> [Objective] Transcribe every entry word for word, but skip the images.

> [Task input]
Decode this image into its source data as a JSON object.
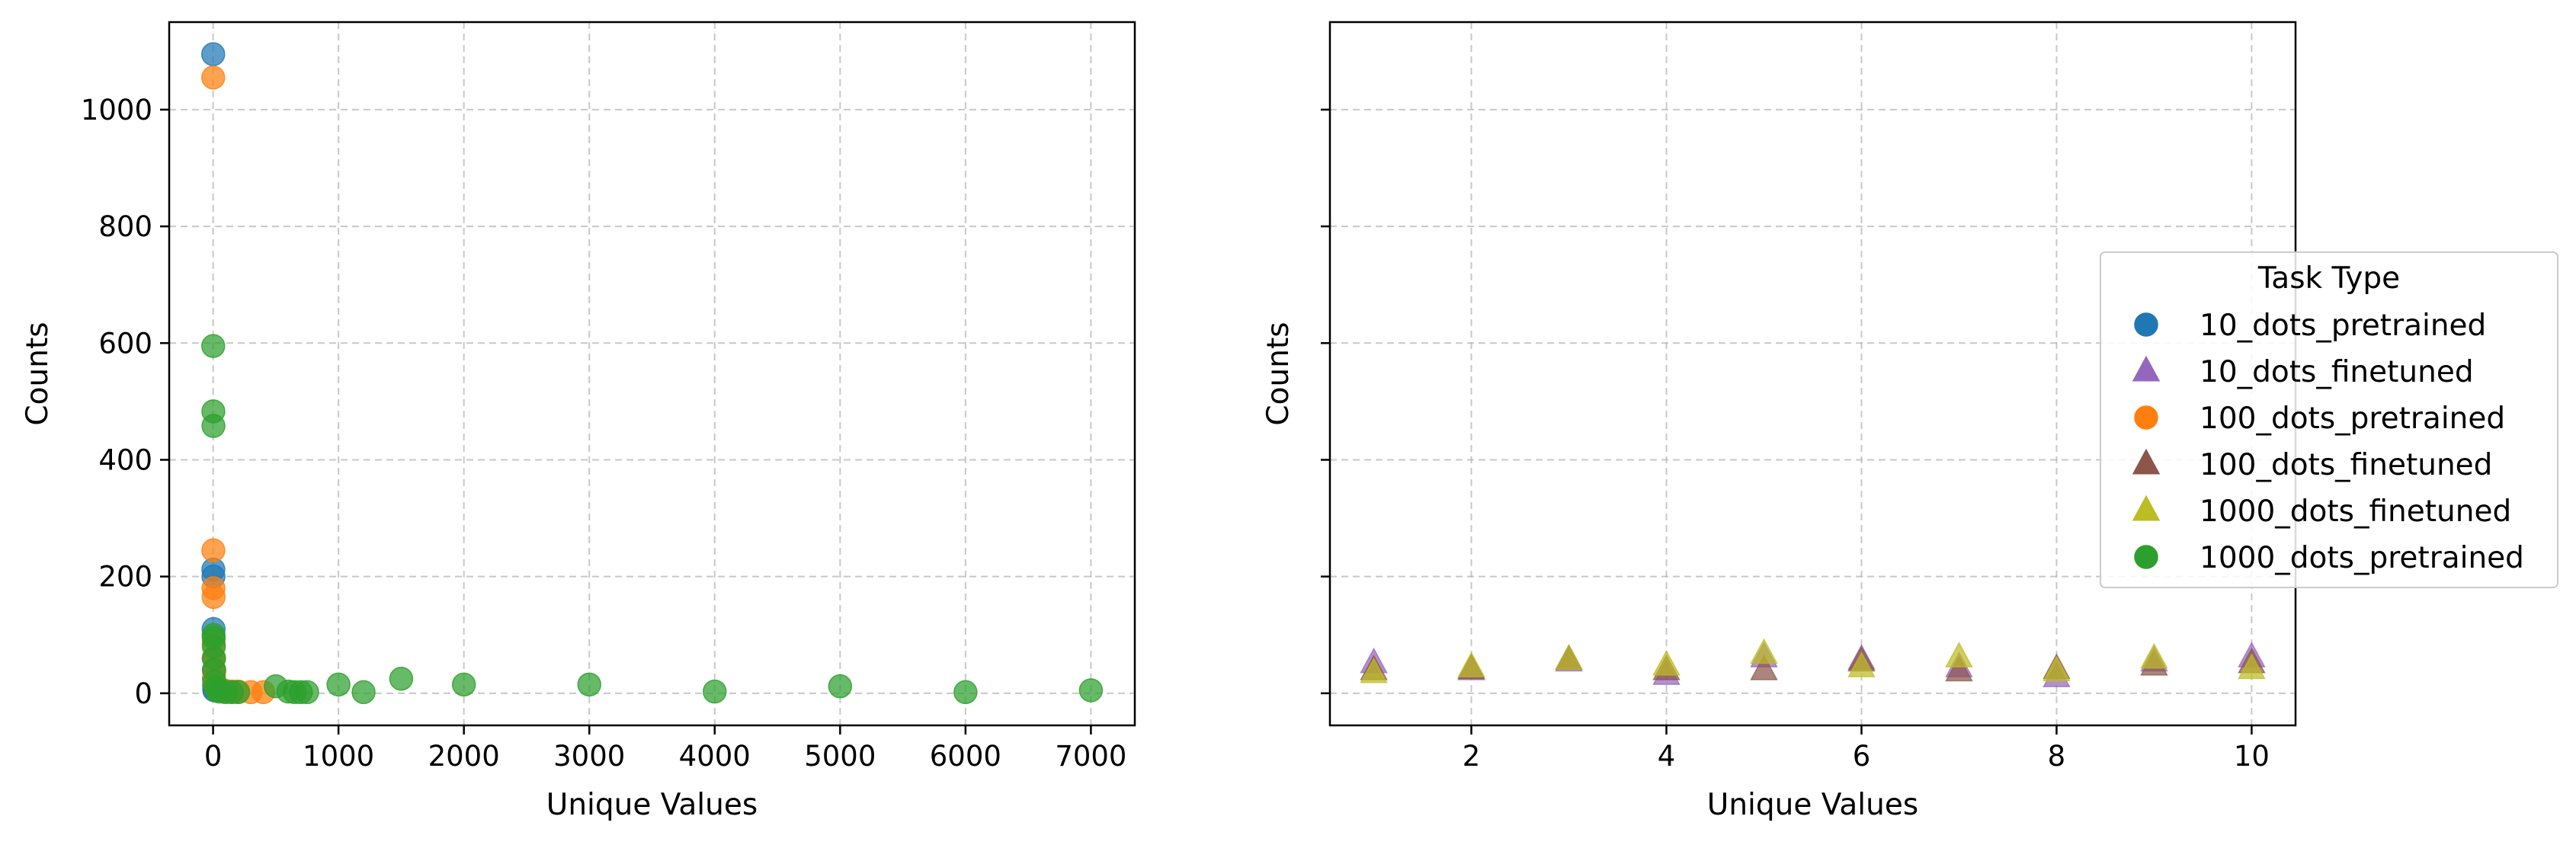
{
  "chart_data": [
    {
      "type": "scatter",
      "title": "",
      "xlabel": "Unique Values",
      "ylabel": "Counts",
      "xlim": [
        -350,
        7350
      ],
      "ylim": [
        -55,
        1150
      ],
      "xticks": [
        0,
        1000,
        2000,
        3000,
        4000,
        5000,
        6000,
        7000
      ],
      "yticks": [
        0,
        200,
        400,
        600,
        800,
        1000
      ],
      "grid": true,
      "series": [
        {
          "name": "10_dots_pretrained",
          "marker": "circle",
          "color": "#1f77b4",
          "points": [
            [
              1,
              1095
            ],
            [
              2,
              212
            ],
            [
              3,
              200
            ],
            [
              4,
              110
            ],
            [
              5,
              60
            ],
            [
              6,
              40
            ],
            [
              7,
              25
            ],
            [
              8,
              15
            ],
            [
              9,
              8
            ],
            [
              10,
              5
            ]
          ]
        },
        {
          "name": "100_dots_pretrained",
          "marker": "circle",
          "color": "#ff7f0e",
          "points": [
            [
              1,
              1055
            ],
            [
              2,
              245
            ],
            [
              3,
              180
            ],
            [
              4,
              165
            ],
            [
              5,
              85
            ],
            [
              6,
              60
            ],
            [
              8,
              35
            ],
            [
              10,
              20
            ],
            [
              20,
              12
            ],
            [
              30,
              8
            ],
            [
              50,
              6
            ],
            [
              80,
              5
            ],
            [
              100,
              4
            ],
            [
              150,
              3
            ],
            [
              200,
              3
            ],
            [
              300,
              2
            ],
            [
              400,
              2
            ]
          ]
        },
        {
          "name": "1000_dots_pretrained",
          "marker": "circle",
          "color": "#2ca02c",
          "points": [
            [
              1,
              595
            ],
            [
              2,
              483
            ],
            [
              3,
              458
            ],
            [
              4,
              100
            ],
            [
              5,
              95
            ],
            [
              6,
              80
            ],
            [
              8,
              60
            ],
            [
              10,
              40
            ],
            [
              12,
              20
            ],
            [
              20,
              10
            ],
            [
              30,
              5
            ],
            [
              50,
              3
            ],
            [
              100,
              2
            ],
            [
              150,
              2
            ],
            [
              200,
              2
            ],
            [
              500,
              12
            ],
            [
              600,
              3
            ],
            [
              650,
              2
            ],
            [
              700,
              2
            ],
            [
              750,
              2
            ],
            [
              1000,
              15
            ],
            [
              1200,
              2
            ],
            [
              1500,
              25
            ],
            [
              2000,
              15
            ],
            [
              3000,
              15
            ],
            [
              4000,
              3
            ],
            [
              5000,
              12
            ],
            [
              6000,
              2
            ],
            [
              7000,
              5
            ]
          ]
        }
      ]
    },
    {
      "type": "scatter",
      "title": "",
      "xlabel": "Unique Values",
      "ylabel": "Counts",
      "xlim": [
        0.55,
        10.45
      ],
      "ylim": [
        -55,
        1150
      ],
      "sharey": true,
      "xticks": [
        2,
        4,
        6,
        8,
        10
      ],
      "yticks": [
        0,
        200,
        400,
        600,
        800,
        1000
      ],
      "grid": true,
      "series": [
        {
          "name": "10_dots_finetuned",
          "marker": "triangle",
          "color": "#9467bd",
          "points": [
            [
              1,
              52
            ],
            [
              2,
              40
            ],
            [
              3,
              55
            ],
            [
              4,
              32
            ],
            [
              5,
              62
            ],
            [
              6,
              58
            ],
            [
              7,
              45
            ],
            [
              8,
              28
            ],
            [
              9,
              55
            ],
            [
              10,
              62
            ]
          ]
        },
        {
          "name": "100_dots_finetuned",
          "marker": "triangle",
          "color": "#8c564b",
          "points": [
            [
              1,
              40
            ],
            [
              2,
              42
            ],
            [
              3,
              58
            ],
            [
              4,
              40
            ],
            [
              5,
              40
            ],
            [
              6,
              55
            ],
            [
              7,
              38
            ],
            [
              8,
              42
            ],
            [
              9,
              48
            ],
            [
              10,
              52
            ]
          ]
        },
        {
          "name": "1000_dots_finetuned",
          "marker": "triangle",
          "color": "#bcbd22",
          "points": [
            [
              1,
              35
            ],
            [
              2,
              45
            ],
            [
              3,
              58
            ],
            [
              4,
              48
            ],
            [
              5,
              68
            ],
            [
              6,
              45
            ],
            [
              7,
              62
            ],
            [
              8,
              38
            ],
            [
              9,
              60
            ],
            [
              10,
              42
            ]
          ]
        }
      ]
    }
  ],
  "legend": {
    "title": "Task Type",
    "placement": "right",
    "entries": [
      {
        "label": "10_dots_pretrained",
        "marker": "circle",
        "color": "#1f77b4"
      },
      {
        "label": "10_dots_finetuned",
        "marker": "triangle",
        "color": "#9467bd"
      },
      {
        "label": "100_dots_pretrained",
        "marker": "circle",
        "color": "#ff7f0e"
      },
      {
        "label": "100_dots_finetuned",
        "marker": "triangle",
        "color": "#8c564b"
      },
      {
        "label": "1000_dots_finetuned",
        "marker": "triangle",
        "color": "#bcbd22"
      },
      {
        "label": "1000_dots_pretrained",
        "marker": "circle",
        "color": "#2ca02c"
      }
    ]
  }
}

> [Result of this exercise]
Decode this image into its source data as a JSON object.
{
  "chart_data": [
    {
      "type": "scatter",
      "title": "",
      "xlabel": "Unique Values",
      "ylabel": "Counts",
      "xlim": [
        -350,
        7350
      ],
      "ylim": [
        -55,
        1150
      ],
      "xticks": [
        0,
        1000,
        2000,
        3000,
        4000,
        5000,
        6000,
        7000
      ],
      "yticks": [
        0,
        200,
        400,
        600,
        800,
        1000
      ],
      "grid": true,
      "series": [
        {
          "name": "10_dots_pretrained",
          "marker": "circle",
          "color": "#1f77b4",
          "points": [
            [
              1,
              1095
            ],
            [
              2,
              212
            ],
            [
              3,
              200
            ],
            [
              4,
              110
            ],
            [
              5,
              60
            ],
            [
              6,
              40
            ],
            [
              7,
              25
            ],
            [
              8,
              15
            ],
            [
              9,
              8
            ],
            [
              10,
              5
            ]
          ]
        },
        {
          "name": "100_dots_pretrained",
          "marker": "circle",
          "color": "#ff7f0e",
          "points": [
            [
              1,
              1055
            ],
            [
              2,
              245
            ],
            [
              3,
              180
            ],
            [
              4,
              165
            ],
            [
              5,
              85
            ],
            [
              6,
              60
            ],
            [
              8,
              35
            ],
            [
              10,
              20
            ],
            [
              20,
              12
            ],
            [
              30,
              8
            ],
            [
              50,
              6
            ],
            [
              80,
              5
            ],
            [
              100,
              4
            ],
            [
              150,
              3
            ],
            [
              200,
              3
            ],
            [
              300,
              2
            ],
            [
              400,
              2
            ]
          ]
        },
        {
          "name": "1000_dots_pretrained",
          "marker": "circle",
          "color": "#2ca02c",
          "points": [
            [
              1,
              595
            ],
            [
              2,
              483
            ],
            [
              3,
              458
            ],
            [
              4,
              100
            ],
            [
              5,
              95
            ],
            [
              6,
              80
            ],
            [
              8,
              60
            ],
            [
              10,
              40
            ],
            [
              12,
              20
            ],
            [
              20,
              10
            ],
            [
              30,
              5
            ],
            [
              50,
              3
            ],
            [
              100,
              2
            ],
            [
              150,
              2
            ],
            [
              200,
              2
            ],
            [
              500,
              12
            ],
            [
              600,
              3
            ],
            [
              650,
              2
            ],
            [
              700,
              2
            ],
            [
              750,
              2
            ],
            [
              1000,
              15
            ],
            [
              1200,
              2
            ],
            [
              1500,
              25
            ],
            [
              2000,
              15
            ],
            [
              3000,
              15
            ],
            [
              4000,
              3
            ],
            [
              5000,
              12
            ],
            [
              6000,
              2
            ],
            [
              7000,
              5
            ]
          ]
        }
      ]
    },
    {
      "type": "scatter",
      "title": "",
      "xlabel": "Unique Values",
      "ylabel": "Counts",
      "xlim": [
        0.55,
        10.45
      ],
      "ylim": [
        -55,
        1150
      ],
      "sharey": true,
      "xticks": [
        2,
        4,
        6,
        8,
        10
      ],
      "yticks": [
        0,
        200,
        400,
        600,
        800,
        1000
      ],
      "grid": true,
      "series": [
        {
          "name": "10_dots_finetuned",
          "marker": "triangle",
          "color": "#9467bd",
          "points": [
            [
              1,
              52
            ],
            [
              2,
              40
            ],
            [
              3,
              55
            ],
            [
              4,
              32
            ],
            [
              5,
              62
            ],
            [
              6,
              58
            ],
            [
              7,
              45
            ],
            [
              8,
              28
            ],
            [
              9,
              55
            ],
            [
              10,
              62
            ]
          ]
        },
        {
          "name": "100_dots_finetuned",
          "marker": "triangle",
          "color": "#8c564b",
          "points": [
            [
              1,
              40
            ],
            [
              2,
              42
            ],
            [
              3,
              58
            ],
            [
              4,
              40
            ],
            [
              5,
              40
            ],
            [
              6,
              55
            ],
            [
              7,
              38
            ],
            [
              8,
              42
            ],
            [
              9,
              48
            ],
            [
              10,
              52
            ]
          ]
        },
        {
          "name": "1000_dots_finetuned",
          "marker": "triangle",
          "color": "#bcbd22",
          "points": [
            [
              1,
              35
            ],
            [
              2,
              45
            ],
            [
              3,
              58
            ],
            [
              4,
              48
            ],
            [
              5,
              68
            ],
            [
              6,
              45
            ],
            [
              7,
              62
            ],
            [
              8,
              38
            ],
            [
              9,
              60
            ],
            [
              10,
              42
            ]
          ]
        }
      ]
    }
  ],
  "legend": {
    "title": "Task Type",
    "placement": "right",
    "entries": [
      {
        "label": "10_dots_pretrained",
        "marker": "circle",
        "color": "#1f77b4"
      },
      {
        "label": "10_dots_finetuned",
        "marker": "triangle",
        "color": "#9467bd"
      },
      {
        "label": "100_dots_pretrained",
        "marker": "circle",
        "color": "#ff7f0e"
      },
      {
        "label": "100_dots_finetuned",
        "marker": "triangle",
        "color": "#8c564b"
      },
      {
        "label": "1000_dots_finetuned",
        "marker": "triangle",
        "color": "#bcbd22"
      },
      {
        "label": "1000_dots_pretrained",
        "marker": "circle",
        "color": "#2ca02c"
      }
    ]
  }
}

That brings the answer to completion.